*TO DO*
Do not copy the pictures; transcribe all other material exactly.

*GIVEN ENTRIES*

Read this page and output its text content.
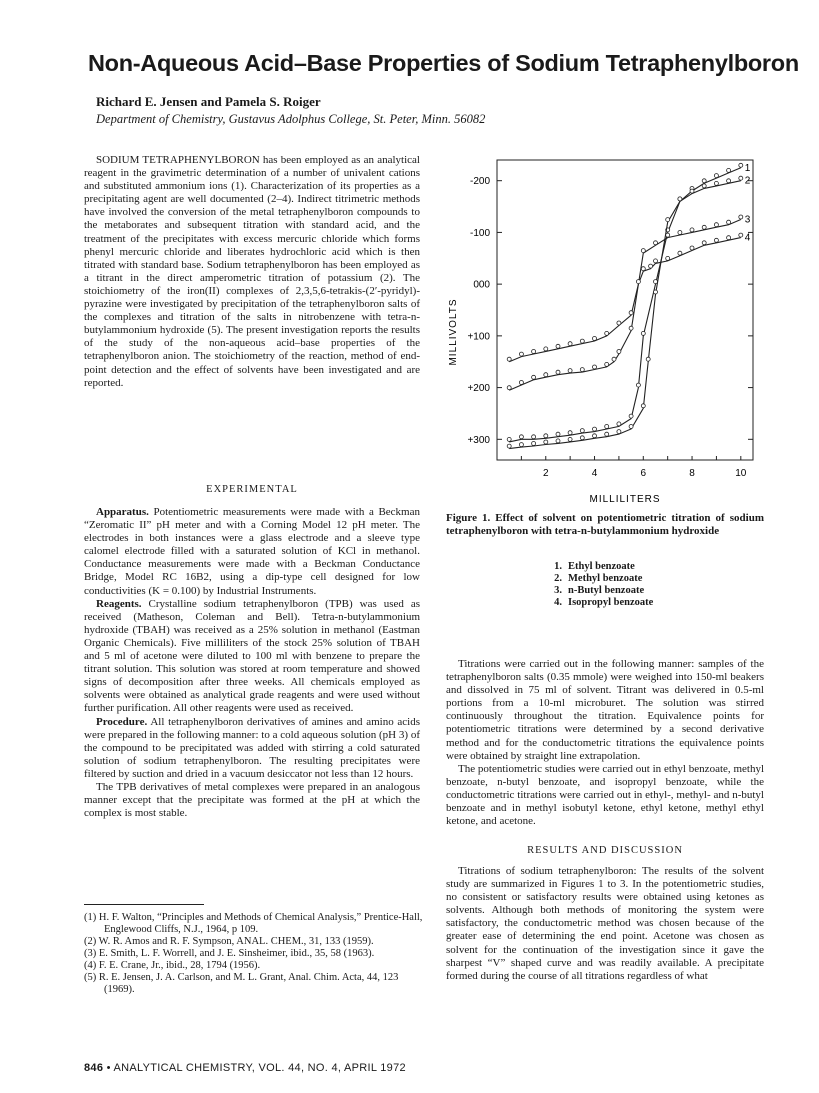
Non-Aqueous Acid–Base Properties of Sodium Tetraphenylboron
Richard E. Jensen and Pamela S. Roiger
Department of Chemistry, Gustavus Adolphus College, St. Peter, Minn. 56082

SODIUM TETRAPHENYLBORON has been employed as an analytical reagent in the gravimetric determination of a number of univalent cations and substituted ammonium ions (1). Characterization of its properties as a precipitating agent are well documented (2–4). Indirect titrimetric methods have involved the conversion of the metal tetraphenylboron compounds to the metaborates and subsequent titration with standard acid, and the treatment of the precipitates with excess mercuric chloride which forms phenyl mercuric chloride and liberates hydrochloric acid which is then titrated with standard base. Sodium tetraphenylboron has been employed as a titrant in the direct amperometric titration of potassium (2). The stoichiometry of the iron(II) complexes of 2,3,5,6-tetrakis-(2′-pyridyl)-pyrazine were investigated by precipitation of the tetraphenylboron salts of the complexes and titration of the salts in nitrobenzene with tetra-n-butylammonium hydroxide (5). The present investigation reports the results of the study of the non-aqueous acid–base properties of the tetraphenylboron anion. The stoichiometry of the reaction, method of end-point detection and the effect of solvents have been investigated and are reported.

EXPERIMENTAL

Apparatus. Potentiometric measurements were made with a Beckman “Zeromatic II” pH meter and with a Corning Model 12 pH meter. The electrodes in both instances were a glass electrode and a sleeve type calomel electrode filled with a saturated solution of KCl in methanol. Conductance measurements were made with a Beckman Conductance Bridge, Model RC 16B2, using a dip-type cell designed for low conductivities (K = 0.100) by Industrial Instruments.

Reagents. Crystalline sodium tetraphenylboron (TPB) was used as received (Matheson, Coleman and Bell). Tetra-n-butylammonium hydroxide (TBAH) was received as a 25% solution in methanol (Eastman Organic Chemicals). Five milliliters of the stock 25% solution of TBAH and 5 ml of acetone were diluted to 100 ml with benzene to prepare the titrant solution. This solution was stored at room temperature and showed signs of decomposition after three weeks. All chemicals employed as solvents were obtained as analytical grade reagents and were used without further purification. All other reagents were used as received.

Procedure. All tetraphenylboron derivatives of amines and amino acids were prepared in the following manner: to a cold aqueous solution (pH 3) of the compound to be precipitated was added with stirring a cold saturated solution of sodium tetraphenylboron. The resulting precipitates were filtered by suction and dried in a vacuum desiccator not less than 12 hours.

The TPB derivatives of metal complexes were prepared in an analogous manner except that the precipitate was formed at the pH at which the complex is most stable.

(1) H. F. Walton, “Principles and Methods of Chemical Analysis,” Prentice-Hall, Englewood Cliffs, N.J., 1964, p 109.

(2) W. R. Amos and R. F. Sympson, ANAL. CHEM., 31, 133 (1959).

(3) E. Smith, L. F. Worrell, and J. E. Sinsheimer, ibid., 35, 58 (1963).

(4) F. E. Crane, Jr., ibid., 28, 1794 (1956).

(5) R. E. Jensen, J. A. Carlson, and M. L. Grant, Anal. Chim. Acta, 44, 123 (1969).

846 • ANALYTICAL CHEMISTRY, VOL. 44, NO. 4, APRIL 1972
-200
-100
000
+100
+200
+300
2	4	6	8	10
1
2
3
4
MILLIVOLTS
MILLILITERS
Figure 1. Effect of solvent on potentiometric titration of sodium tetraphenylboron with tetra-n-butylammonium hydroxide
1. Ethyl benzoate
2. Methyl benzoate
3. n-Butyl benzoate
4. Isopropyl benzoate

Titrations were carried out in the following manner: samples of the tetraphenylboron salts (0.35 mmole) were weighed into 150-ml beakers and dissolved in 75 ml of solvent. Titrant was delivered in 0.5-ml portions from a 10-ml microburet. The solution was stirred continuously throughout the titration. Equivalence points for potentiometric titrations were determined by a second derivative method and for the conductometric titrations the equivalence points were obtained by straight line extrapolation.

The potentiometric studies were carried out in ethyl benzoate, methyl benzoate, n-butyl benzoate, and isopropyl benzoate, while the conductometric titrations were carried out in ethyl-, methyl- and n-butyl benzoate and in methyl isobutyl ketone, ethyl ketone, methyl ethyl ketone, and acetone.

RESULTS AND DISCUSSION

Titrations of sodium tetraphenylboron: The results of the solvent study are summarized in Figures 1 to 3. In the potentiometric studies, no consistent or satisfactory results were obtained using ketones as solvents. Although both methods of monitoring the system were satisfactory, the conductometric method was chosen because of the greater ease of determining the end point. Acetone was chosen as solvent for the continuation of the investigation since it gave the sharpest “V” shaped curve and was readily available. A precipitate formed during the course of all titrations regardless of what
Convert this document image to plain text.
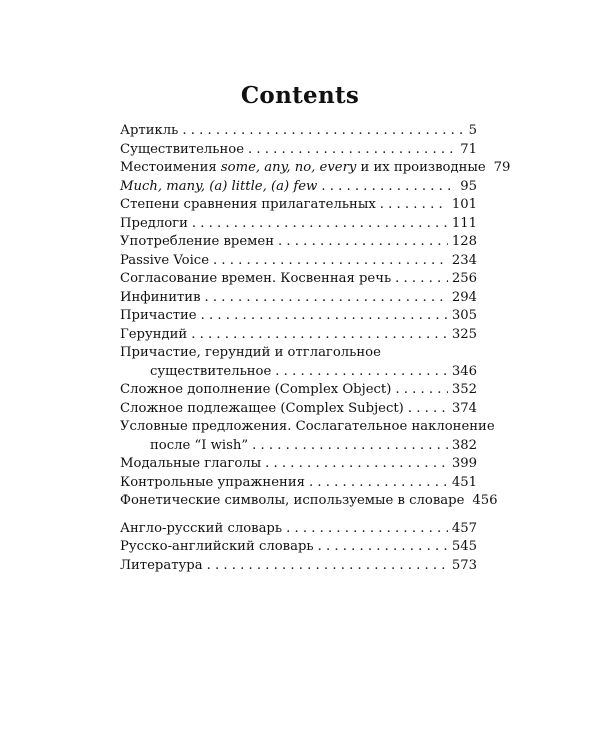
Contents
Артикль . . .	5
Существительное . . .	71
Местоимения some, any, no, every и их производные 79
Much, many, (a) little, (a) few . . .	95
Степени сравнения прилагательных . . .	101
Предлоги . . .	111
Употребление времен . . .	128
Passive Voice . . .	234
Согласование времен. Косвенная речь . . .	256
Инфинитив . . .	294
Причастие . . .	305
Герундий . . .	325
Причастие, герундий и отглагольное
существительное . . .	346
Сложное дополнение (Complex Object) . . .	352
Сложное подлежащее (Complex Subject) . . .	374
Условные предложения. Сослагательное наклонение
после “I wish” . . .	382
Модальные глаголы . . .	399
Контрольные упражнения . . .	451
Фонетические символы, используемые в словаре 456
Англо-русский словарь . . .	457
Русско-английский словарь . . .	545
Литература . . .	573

*TASK RESULT*
Read this page and output its text content.
Non-Aqueous Acid–Base Properties of Sodium Tetraphenylboron
Richard E. Jensen and Pamela S. Roiger
Department of Chemistry, Gustavus Adolphus College, St. Peter, Minn. 56082

SODIUM TETRAPHENYLBORON has been employed as an analytical reagent in the gravimetric determination of a number of univalent cations and substituted ammonium ions (1). Characterization of its properties as a precipitating agent are well documented (2–4). Indirect titrimetric methods have involved the conversion of the metal tetraphenylboron compounds to the metaborates and subsequent titration with standard acid, and the treatment of the precipitates with excess mercuric chloride which forms phenyl mercuric chloride and liberates hydrochloric acid which is then titrated with standard base. Sodium tetraphenylboron has been employed as a titrant in the direct amperometric titration of potassium (2). The stoichiometry of the iron(II) complexes of 2,3,5,6-tetrakis-(2′-pyridyl)-pyrazine were investigated by precipitation of the tetraphenylboron salts of the complexes and titration of the salts in nitrobenzene with tetra-n-butylammonium hydroxide (5). The present investigation reports the results of the study of the non-aqueous acid–base properties of the tetraphenylboron anion. The stoichiometry of the reaction, method of end-point detection and the effect of solvents have been investigated and are reported.

EXPERIMENTAL

Apparatus. Potentiometric measurements were made with a Beckman “Zeromatic II” pH meter and with a Corning Model 12 pH meter. The electrodes in both instances were a glass electrode and a sleeve type calomel electrode filled with a saturated solution of KCl in methanol. Conductance measurements were made with a Beckman Conductance Bridge, Model RC 16B2, using a dip-type cell designed for low conductivities (K = 0.100) by Industrial Instruments.

Reagents. Crystalline sodium tetraphenylboron (TPB) was used as received (Matheson, Coleman and Bell). Tetra-n-butylammonium hydroxide (TBAH) was received as a 25% solution in methanol (Eastman Organic Chemicals). Five milliliters of the stock 25% solution of TBAH and 5 ml of acetone were diluted to 100 ml with benzene to prepare the titrant solution. This solution was stored at room temperature and showed signs of decomposition after three weeks. All chemicals employed as solvents were obtained as analytical grade reagents and were used without further purification. All other reagents were used as received.

Procedure. All tetraphenylboron derivatives of amines and amino acids were prepared in the following manner: to a cold aqueous solution (pH 3) of the compound to be precipitated was added with stirring a cold saturated solution of sodium tetraphenylboron. The resulting precipitates were filtered by suction and dried in a vacuum desiccator not less than 12 hours.

The TPB derivatives of metal complexes were prepared in an analogous manner except that the precipitate was formed at the pH at which the complex is most stable.

(1) H. F. Walton, “Principles and Methods of Chemical Analysis,” Prentice-Hall, Englewood Cliffs, N.J., 1964, p 109.

(2) W. R. Amos and R. F. Sympson, ANAL. CHEM., 31, 133 (1959).

(3) E. Smith, L. F. Worrell, and J. E. Sinsheimer, ibid., 35, 58 (1963).

(4) F. E. Crane, Jr., ibid., 28, 1794 (1956).

(5) R. E. Jensen, J. A. Carlson, and M. L. Grant, Anal. Chim. Acta, 44, 123 (1969).

846 • ANALYTICAL CHEMISTRY, VOL. 44, NO. 4, APRIL 1972
-200
-100
000
+100
+200
+300
2	4	6	8	10
1
2
3
4
MILLIVOLTS
MILLILITERS
Figure 1. Effect of solvent on potentiometric titration of sodium tetraphenylboron with tetra-n-butylammonium hydroxide
1. Ethyl benzoate
2. Methyl benzoate
3. n-Butyl benzoate
4. Isopropyl benzoate

Titrations were carried out in the following manner: samples of the tetraphenylboron salts (0.35 mmole) were weighed into 150-ml beakers and dissolved in 75 ml of solvent. Titrant was delivered in 0.5-ml portions from a 10-ml microburet. The solution was stirred continuously throughout the titration. Equivalence points for potentiometric titrations were determined by a second derivative method and for the conductometric titrations the equivalence points were obtained by straight line extrapolation.

The potentiometric studies were carried out in ethyl benzoate, methyl benzoate, n-butyl benzoate, and isopropyl benzoate, while the conductometric titrations were carried out in ethyl-, methyl- and n-butyl benzoate and in methyl isobutyl ketone, ethyl ketone, methyl ethyl ketone, and acetone.

RESULTS AND DISCUSSION

Titrations of sodium tetraphenylboron: The results of the solvent study are summarized in Figures 1 to 3. In the potentiometric studies, no consistent or satisfactory results were obtained using ketones as solvents. Although both methods of monitoring the system were satisfactory, the conductometric method was chosen because of the greater ease of determining the end point. Acetone was chosen as solvent for the continuation of the investigation since it gave the sharpest “V” shaped curve and was readily available. A precipitate formed during the course of all titrations regardless of what
Convert this document image to plain text.
Contents
Артикль . . .	5
Существительное . . .	71
Местоимения some, any, no, every и их производные 79
Much, many, (a) little, (a) few . . .	95
Степени сравнения прилагательных . . .	101
Предлоги . . .	111
Употребление времен . . .	128
Passive Voice . . .	234
Согласование времен. Косвенная речь . . .	256
Инфинитив . . .	294
Причастие . . .	305
Герундий . . .	325
Причастие, герундий и отглагольное
существительное . . .	346
Сложное дополнение (Complex Object) . . .	352
Сложное подлежащее (Complex Subject) . . .	374
Условные предложения. Сослагательное наклонение
после “I wish” . . .	382
Модальные глаголы . . .	399
Контрольные упражнения . . .	451
Фонетические символы, используемые в словаре 456
Англо-русский словарь . . .	457
Русско-английский словарь . . .	545
Литература . . .	573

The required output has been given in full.